Retype all of the data exactly as given.

··········

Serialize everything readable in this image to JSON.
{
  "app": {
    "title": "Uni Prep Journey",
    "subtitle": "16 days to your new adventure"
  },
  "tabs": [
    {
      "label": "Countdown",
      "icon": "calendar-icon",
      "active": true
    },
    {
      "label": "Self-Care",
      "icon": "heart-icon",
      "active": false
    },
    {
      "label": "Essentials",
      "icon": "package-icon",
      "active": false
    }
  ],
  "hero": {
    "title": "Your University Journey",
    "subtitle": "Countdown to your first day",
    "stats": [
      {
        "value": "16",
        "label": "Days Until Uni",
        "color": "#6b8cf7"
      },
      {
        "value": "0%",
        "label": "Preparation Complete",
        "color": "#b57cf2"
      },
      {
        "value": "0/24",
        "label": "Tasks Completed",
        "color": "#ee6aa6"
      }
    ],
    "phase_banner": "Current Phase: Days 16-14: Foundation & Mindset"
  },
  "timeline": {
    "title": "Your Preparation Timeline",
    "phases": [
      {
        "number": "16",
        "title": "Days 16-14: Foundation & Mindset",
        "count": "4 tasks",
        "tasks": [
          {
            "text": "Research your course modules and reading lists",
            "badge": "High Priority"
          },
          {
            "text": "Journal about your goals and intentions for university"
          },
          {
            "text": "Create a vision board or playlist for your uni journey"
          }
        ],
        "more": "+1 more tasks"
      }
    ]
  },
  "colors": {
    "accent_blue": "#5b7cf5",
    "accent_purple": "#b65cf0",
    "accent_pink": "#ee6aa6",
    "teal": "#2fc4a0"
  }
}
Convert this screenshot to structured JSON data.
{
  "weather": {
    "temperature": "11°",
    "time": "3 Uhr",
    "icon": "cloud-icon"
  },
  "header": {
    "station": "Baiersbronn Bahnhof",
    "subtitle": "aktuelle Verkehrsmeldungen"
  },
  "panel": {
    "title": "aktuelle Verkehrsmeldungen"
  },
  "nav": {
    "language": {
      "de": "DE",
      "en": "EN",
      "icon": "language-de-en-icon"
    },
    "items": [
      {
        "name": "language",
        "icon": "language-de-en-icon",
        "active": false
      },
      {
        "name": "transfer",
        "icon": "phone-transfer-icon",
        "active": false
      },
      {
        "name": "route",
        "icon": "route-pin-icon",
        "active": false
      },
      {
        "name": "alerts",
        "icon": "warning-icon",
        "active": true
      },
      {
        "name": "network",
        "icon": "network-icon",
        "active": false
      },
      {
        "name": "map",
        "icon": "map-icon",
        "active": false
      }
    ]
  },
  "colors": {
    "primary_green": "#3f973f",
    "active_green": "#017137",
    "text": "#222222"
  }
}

··········

• Exercise answer:
Serialize everything readable in this image to JSON.
{
  "app": {
    "title": "Uni Prep Journey",
    "subtitle": "16 days to your new adventure"
  },
  "tabs": [
    {
      "label": "Countdown",
      "icon": "calendar-icon",
      "active": true
    },
    {
      "label": "Self-Care",
      "icon": "heart-icon",
      "active": false
    },
    {
      "label": "Essentials",
      "icon": "package-icon",
      "active": false
    }
  ],
  "hero": {
    "title": "Your University Journey",
    "subtitle": "Countdown to your first day",
    "stats": [
      {
        "value": "16",
        "label": "Days Until Uni",
        "color": "#6b8cf7"
      },
      {
        "value": "0%",
        "label": "Preparation Complete",
        "color": "#b57cf2"
      },
      {
        "value": "0/24",
        "label": "Tasks Completed",
        "color": "#ee6aa6"
      }
    ],
    "phase_banner": "Current Phase: Days 16-14: Foundation & Mindset"
  },
  "timeline": {
    "title": "Your Preparation Timeline",
    "phases": [
      {
        "number": "16",
        "title": "Days 16-14: Foundation & Mindset",
        "count": "4 tasks",
        "tasks": [
          {
            "text": "Research your course modules and reading lists",
            "badge": "High Priority"
          },
          {
            "text": "Journal about your goals and intentions for university"
          },
          {
            "text": "Create a vision board or playlist for your uni journey"
          }
        ],
        "more": "+1 more tasks"
      }
    ]
  },
  "colors": {
    "accent_blue": "#5b7cf5",
    "accent_purple": "#b65cf0",
    "accent_pink": "#ee6aa6",
    "teal": "#2fc4a0"
  }
}
Convert this screenshot to structured JSON data.
{
  "weather": {
    "temperature": "11°",
    "time": "3 Uhr",
    "icon": "cloud-icon"
  },
  "header": {
    "station": "Baiersbronn Bahnhof",
    "subtitle": "aktuelle Verkehrsmeldungen"
  },
  "panel": {
    "title": "aktuelle Verkehrsmeldungen"
  },
  "nav": {
    "language": {
      "de": "DE",
      "en": "EN",
      "icon": "language-de-en-icon"
    },
    "items": [
      {
        "name": "language",
        "icon": "language-de-en-icon",
        "active": false
      },
      {
        "name": "transfer",
        "icon": "phone-transfer-icon",
        "active": false
      },
      {
        "name": "route",
        "icon": "route-pin-icon",
        "active": false
      },
      {
        "name": "alerts",
        "icon": "warning-icon",
        "active": true
      },
      {
        "name": "network",
        "icon": "network-icon",
        "active": false
      },
      {
        "name": "map",
        "icon": "map-icon",
        "active": false
      }
    ]
  },
  "colors": {
    "primary_green": "#3f973f",
    "active_green": "#017137",
    "text": "#222222"
  }
}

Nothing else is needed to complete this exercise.